__ФРАГМЕНТ СТРАНИЦЫ__.
------------------------------
Сопоставление текстов показало, что при включении в «Степенную книгу» рассказ жития Ольги об ее отношениях с византийским императором не подвергся каким-либо переделкам: очевидно, его содержание вполне устроило составителей [Курукин 2015: 92, 95].
Главным источником «Степенной книги» явилась Никоновская летопись [Степенная книга 3: 13-14, 17], но, как справедливо отметил исследователь источников «Степенной книги» Н. Ф. Околович, житийное повествование о путешествии Ольги в Царьград заметно отличается от традиционного летописного рассказа [Околович 2007: 29-30]. Описанию путешествия в Житии Ольги предшествует рассказ, как «плоть-скаго ради свирепства» Цимисхий и Феофано, жена Никифора Фоки, убили императора Никифора Фоку, покровителя Афона, который погиб, «молитву имея в устех и с мученики причте его Бог» [Степенная книга 1: 159].
Связь этого текста с последующим проявляется в том, что «плоть-ским свирепством» Цимисхий руководствуется и при встрече с Ольгой: «Бе бо и сам Цимисхий телесным подобием вели добророден и надея-шася улучати» новую спутницу жизни. Но дело не ограничивается грешным желанием Цимисхия. В тексте жития император выступает как орудие дьявола, который хочет отклонить Ольгу от возложенной на нее Богом миссии — приобщить Русь к христианской религии: дьявол «възсвиста женолюбова царя усты» [Степенная книга 1: 160; Око-лович 2007: 31].
Далее сюжет излагается в традиционном ключе: Ольга хочет, чтобы император был ее крестным отцом, что и происходит, но затем, когда он выступает со своим предложением о браке, рассказ снова отклоняется от традиционного сюжета. Эта часть начинается гневным обличением императора, где упоминается «немилостивное погубление [. . .] святаго царя Никифора», когда Цимисхий «законопреступно примесился» к его жене: «Оле ненасытьства женолюбиа! Оле уменьшениа неподобнаго! Оле сквернаго рачениа!» [Степенная книга 1: 163]. Так рассказчик создает отрицательный образ носителя верховной власти в Византии, используя при этом самые резкие выражения.
------------------------------
__ИСХОДНЫЕ ДАННЫЕ__.
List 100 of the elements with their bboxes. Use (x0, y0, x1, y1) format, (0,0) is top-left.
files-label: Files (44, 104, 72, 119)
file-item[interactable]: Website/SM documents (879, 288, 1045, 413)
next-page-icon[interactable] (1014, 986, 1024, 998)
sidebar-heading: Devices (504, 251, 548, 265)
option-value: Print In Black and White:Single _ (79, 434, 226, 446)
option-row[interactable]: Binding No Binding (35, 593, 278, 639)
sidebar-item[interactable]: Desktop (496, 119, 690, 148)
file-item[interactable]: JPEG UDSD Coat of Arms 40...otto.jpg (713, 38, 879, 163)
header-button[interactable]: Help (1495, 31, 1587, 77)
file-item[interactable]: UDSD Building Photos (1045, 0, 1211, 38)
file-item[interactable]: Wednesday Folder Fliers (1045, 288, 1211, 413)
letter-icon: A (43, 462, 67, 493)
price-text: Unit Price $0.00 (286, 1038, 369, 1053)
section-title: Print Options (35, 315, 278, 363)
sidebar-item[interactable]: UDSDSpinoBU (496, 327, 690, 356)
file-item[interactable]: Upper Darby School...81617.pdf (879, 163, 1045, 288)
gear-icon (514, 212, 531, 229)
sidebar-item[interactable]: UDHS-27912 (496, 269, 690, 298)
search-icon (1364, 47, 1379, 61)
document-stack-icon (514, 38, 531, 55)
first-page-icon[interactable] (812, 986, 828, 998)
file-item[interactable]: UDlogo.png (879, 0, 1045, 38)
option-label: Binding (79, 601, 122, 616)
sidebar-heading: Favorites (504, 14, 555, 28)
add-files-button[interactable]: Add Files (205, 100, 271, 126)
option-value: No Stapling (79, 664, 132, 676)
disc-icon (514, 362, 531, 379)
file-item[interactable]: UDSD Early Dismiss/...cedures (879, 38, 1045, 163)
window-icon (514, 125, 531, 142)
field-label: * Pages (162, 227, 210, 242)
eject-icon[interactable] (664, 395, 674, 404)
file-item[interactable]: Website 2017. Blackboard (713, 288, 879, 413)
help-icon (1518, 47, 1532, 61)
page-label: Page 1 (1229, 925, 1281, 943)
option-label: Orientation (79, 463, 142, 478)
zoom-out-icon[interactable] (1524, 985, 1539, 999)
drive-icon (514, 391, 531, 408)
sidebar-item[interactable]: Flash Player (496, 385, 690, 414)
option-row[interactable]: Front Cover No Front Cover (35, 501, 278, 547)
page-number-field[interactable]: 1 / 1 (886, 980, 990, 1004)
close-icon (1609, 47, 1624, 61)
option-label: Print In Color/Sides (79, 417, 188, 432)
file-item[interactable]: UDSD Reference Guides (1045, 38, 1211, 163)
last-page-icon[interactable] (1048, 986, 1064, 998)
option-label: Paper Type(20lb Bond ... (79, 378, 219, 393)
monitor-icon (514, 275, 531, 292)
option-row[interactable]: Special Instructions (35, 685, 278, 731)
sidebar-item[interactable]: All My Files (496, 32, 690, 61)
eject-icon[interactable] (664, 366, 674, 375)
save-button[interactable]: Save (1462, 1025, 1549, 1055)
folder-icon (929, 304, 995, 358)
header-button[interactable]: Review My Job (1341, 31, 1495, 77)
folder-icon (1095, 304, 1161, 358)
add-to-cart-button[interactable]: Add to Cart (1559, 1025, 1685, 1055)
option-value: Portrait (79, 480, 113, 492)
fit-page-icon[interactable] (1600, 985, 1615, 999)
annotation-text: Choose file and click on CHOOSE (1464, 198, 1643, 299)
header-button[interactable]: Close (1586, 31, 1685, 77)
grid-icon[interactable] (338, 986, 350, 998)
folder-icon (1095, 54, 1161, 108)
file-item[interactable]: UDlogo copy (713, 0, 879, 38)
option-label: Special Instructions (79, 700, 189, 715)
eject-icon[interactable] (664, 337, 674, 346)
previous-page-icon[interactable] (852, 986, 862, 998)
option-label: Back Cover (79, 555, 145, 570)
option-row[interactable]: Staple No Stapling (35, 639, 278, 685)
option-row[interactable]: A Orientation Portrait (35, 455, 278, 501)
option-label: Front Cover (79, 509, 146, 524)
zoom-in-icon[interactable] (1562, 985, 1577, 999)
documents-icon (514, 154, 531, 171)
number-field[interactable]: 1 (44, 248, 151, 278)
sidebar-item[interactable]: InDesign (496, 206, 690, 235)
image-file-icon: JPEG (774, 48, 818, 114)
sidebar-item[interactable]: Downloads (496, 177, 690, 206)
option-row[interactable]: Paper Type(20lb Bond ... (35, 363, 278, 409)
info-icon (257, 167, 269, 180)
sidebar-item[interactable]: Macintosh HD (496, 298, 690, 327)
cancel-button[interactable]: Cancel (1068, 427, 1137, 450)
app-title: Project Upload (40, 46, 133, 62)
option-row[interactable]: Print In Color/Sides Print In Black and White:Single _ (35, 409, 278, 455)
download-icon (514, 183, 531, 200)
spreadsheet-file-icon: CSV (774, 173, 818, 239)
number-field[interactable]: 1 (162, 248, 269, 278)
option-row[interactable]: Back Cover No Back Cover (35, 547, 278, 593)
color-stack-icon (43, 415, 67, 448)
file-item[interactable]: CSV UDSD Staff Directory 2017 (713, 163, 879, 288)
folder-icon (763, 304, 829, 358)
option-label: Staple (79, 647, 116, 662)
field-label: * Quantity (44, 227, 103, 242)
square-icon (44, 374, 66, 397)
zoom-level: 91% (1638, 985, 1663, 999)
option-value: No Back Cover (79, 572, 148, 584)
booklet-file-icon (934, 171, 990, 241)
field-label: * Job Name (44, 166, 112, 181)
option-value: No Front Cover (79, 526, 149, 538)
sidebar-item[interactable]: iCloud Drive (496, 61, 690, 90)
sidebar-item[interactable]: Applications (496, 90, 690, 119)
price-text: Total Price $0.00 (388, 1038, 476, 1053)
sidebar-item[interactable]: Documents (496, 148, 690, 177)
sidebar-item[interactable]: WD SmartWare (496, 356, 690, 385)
------------------------------
__ЗАДАНИЕ__.
Выпишите из фрагмента страницы все восклицания, которые начинаются со слова «Оле».

__ОТВЕТ__.
«Оле ненасытьства женолюбиа!»
«Оле уменьшениа неподобнаго!»
«Оле сквернаго рачениа!»